• _WHAT YOU WILL DO_
Of the lines in the entries below, state how many hold the word "oceny". Say nothing else.

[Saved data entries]
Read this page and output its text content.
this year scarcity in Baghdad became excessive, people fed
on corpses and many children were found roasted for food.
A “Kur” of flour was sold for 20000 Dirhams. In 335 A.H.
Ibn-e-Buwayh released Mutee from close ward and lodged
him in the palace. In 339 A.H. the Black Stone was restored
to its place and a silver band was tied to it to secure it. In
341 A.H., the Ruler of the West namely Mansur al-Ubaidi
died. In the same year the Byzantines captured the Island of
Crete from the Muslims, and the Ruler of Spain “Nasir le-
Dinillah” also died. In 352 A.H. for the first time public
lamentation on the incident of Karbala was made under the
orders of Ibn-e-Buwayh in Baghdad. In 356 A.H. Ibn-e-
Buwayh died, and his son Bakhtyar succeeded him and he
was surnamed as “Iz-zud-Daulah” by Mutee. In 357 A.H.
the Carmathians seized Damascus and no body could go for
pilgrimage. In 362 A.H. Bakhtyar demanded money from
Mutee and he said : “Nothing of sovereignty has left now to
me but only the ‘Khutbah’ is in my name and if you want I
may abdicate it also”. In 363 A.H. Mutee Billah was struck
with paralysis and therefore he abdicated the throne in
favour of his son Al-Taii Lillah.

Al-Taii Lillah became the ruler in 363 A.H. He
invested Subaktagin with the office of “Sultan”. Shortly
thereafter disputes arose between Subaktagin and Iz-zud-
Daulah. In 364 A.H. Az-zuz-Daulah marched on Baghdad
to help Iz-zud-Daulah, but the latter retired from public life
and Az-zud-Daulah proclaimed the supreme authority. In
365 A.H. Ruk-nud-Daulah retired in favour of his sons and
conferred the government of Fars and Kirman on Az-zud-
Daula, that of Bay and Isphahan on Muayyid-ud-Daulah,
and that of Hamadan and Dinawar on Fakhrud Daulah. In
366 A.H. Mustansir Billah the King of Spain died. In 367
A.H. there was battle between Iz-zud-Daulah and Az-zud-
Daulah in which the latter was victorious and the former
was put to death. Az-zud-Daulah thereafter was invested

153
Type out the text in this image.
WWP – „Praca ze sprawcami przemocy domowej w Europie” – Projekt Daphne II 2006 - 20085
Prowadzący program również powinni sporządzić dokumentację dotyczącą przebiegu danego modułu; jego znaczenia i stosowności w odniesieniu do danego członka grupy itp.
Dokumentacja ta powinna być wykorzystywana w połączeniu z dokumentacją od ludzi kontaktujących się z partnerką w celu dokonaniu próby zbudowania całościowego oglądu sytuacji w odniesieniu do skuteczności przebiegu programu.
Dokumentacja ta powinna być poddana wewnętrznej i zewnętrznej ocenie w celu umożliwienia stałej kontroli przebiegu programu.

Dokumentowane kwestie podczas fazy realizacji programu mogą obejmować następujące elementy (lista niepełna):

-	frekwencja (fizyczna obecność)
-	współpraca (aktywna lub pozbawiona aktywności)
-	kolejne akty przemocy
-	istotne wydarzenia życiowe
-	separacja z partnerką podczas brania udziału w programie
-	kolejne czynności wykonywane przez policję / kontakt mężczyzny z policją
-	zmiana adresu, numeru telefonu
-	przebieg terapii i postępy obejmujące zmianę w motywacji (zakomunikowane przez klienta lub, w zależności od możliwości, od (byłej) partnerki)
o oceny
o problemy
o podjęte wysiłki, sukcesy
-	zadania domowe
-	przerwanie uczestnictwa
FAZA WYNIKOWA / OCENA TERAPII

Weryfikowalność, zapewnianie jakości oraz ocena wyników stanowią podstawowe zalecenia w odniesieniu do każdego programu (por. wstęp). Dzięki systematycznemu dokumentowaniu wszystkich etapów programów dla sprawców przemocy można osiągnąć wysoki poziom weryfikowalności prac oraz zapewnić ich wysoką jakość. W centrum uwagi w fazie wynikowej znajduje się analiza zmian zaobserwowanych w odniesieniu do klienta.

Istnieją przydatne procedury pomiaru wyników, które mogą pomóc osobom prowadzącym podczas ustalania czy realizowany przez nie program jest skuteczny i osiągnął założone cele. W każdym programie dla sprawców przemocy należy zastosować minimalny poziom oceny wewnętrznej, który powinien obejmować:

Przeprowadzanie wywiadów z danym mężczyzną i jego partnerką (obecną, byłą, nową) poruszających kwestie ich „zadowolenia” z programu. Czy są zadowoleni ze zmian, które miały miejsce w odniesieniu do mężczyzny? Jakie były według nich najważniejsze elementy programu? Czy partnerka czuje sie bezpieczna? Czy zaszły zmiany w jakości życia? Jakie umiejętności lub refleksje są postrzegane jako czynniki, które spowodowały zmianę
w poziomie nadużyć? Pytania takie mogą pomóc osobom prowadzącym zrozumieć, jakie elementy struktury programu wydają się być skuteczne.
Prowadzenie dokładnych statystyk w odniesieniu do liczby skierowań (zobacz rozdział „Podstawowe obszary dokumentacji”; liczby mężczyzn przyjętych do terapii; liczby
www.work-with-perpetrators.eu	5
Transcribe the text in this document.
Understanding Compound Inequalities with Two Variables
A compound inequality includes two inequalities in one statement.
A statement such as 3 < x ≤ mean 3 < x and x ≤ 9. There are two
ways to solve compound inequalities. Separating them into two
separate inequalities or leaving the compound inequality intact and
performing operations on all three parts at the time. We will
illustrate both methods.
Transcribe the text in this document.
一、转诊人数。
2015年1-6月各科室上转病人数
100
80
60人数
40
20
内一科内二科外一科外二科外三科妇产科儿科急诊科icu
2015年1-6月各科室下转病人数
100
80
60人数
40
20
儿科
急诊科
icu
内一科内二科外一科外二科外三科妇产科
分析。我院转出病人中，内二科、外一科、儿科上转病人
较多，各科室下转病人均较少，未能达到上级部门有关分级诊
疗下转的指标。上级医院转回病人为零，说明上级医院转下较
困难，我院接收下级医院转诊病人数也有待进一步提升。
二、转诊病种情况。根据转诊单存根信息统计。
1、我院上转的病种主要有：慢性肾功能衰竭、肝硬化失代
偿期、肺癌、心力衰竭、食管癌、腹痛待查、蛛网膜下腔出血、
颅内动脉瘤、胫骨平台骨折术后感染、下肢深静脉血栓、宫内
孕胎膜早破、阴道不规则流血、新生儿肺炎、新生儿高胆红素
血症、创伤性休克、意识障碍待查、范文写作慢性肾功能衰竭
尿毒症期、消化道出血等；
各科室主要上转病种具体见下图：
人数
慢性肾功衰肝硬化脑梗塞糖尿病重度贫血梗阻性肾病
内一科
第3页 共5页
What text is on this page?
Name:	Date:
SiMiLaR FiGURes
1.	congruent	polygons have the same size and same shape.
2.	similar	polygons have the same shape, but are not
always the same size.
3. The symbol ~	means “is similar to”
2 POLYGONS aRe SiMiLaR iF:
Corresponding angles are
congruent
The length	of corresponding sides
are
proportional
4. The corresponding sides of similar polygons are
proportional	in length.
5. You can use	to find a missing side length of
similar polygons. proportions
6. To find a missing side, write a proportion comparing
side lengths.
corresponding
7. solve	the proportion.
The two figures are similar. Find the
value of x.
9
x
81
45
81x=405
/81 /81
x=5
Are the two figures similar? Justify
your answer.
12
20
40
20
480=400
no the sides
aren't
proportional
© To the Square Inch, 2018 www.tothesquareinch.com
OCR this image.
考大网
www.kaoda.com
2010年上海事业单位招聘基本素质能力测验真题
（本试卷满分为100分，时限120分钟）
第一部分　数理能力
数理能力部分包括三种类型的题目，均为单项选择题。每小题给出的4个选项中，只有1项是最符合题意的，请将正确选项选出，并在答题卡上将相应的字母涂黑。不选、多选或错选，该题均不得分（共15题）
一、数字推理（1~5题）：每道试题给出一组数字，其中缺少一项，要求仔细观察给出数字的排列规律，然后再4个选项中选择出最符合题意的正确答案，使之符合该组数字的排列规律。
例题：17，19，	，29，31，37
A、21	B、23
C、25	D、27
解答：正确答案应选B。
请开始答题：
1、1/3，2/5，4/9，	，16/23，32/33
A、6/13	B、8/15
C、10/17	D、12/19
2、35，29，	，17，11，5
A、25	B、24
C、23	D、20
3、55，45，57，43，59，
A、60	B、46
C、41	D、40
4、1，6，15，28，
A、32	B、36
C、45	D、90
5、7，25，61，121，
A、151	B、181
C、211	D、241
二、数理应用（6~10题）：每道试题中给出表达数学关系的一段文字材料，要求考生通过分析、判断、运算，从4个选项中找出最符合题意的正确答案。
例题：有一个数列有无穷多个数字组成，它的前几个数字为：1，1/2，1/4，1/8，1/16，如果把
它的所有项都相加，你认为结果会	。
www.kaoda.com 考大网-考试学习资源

• _RESULT OF THE TASK_
2